■ Problem statement
Entries follow. Set all of them down as they stand.

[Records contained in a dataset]
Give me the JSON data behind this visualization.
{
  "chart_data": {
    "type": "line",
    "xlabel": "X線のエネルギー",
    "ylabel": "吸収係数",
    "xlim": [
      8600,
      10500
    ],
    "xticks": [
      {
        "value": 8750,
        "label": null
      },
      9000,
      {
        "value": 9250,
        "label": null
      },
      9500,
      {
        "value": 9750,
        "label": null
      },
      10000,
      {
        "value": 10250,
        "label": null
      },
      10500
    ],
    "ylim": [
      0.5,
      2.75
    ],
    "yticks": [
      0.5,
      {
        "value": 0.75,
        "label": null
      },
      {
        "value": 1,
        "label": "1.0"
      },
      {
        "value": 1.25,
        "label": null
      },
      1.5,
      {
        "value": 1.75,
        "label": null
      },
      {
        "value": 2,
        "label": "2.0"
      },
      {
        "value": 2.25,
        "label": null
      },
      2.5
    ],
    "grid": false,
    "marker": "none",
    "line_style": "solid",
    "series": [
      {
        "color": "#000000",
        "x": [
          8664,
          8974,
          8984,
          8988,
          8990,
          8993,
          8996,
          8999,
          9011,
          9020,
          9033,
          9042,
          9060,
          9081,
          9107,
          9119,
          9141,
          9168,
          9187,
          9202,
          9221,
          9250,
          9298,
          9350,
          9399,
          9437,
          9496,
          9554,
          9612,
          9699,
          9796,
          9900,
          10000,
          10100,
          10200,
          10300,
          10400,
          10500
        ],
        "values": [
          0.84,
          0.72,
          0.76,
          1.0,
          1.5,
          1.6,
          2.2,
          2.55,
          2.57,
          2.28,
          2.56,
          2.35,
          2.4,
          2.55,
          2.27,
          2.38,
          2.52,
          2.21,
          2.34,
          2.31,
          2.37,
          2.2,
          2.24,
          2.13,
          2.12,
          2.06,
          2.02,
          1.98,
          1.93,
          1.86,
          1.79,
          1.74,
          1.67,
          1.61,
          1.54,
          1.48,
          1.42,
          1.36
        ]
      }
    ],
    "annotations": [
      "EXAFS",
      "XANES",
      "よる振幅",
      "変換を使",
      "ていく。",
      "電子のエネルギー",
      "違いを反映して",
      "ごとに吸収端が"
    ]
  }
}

■ Exercise output
Give me the JSON data behind this visualization.
{
  "chart_data": {
    "type": "line",
    "xlabel": "X線のエネルギー",
    "ylabel": "吸収係数",
    "xlim": [
      8600,
      10500
    ],
    "xticks": [
      {
        "value": 8750,
        "label": null
      },
      9000,
      {
        "value": 9250,
        "label": null
      },
      9500,
      {
        "value": 9750,
        "label": null
      },
      10000,
      {
        "value": 10250,
        "label": null
      },
      10500
    ],
    "ylim": [
      0.5,
      2.75
    ],
    "yticks": [
      0.5,
      {
        "value": 0.75,
        "label": null
      },
      {
        "value": 1,
        "label": "1.0"
      },
      {
        "value": 1.25,
        "label": null
      },
      1.5,
      {
        "value": 1.75,
        "label": null
      },
      {
        "value": 2,
        "label": "2.0"
      },
      {
        "value": 2.25,
        "label": null
      },
      2.5
    ],
    "grid": false,
    "marker": "none",
    "line_style": "solid",
    "series": [
      {
        "color": "#000000",
        "x": [
          8664,
          8974,
          8984,
          8988,
          8990,
          8993,
          8996,
          8999,
          9011,
          9020,
          9033,
          9042,
          9060,
          9081,
          9107,
          9119,
          9141,
          9168,
          9187,
          9202,
          9221,
          9250,
          9298,
          9350,
          9399,
          9437,
          9496,
          9554,
          9612,
          9699,
          9796,
          9900,
          10000,
          10100,
          10200,
          10300,
          10400,
          10500
        ],
        "values": [
          0.84,
          0.72,
          0.76,
          1.0,
          1.5,
          1.6,
          2.2,
          2.55,
          2.57,
          2.28,
          2.56,
          2.35,
          2.4,
          2.55,
          2.27,
          2.38,
          2.52,
          2.21,
          2.34,
          2.31,
          2.37,
          2.2,
          2.24,
          2.13,
          2.12,
          2.06,
          2.02,
          1.98,
          1.93,
          1.86,
          1.79,
          1.74,
          1.67,
          1.61,
          1.54,
          1.48,
          1.42,
          1.36
        ]
      }
    ],
    "annotations": [
      "EXAFS",
      "XANES",
      "よる振幅",
      "変換を使",
      "ていく。",
      "電子のエネルギー",
      "違いを反映して",
      "ごとに吸収端が"
    ]
  }
}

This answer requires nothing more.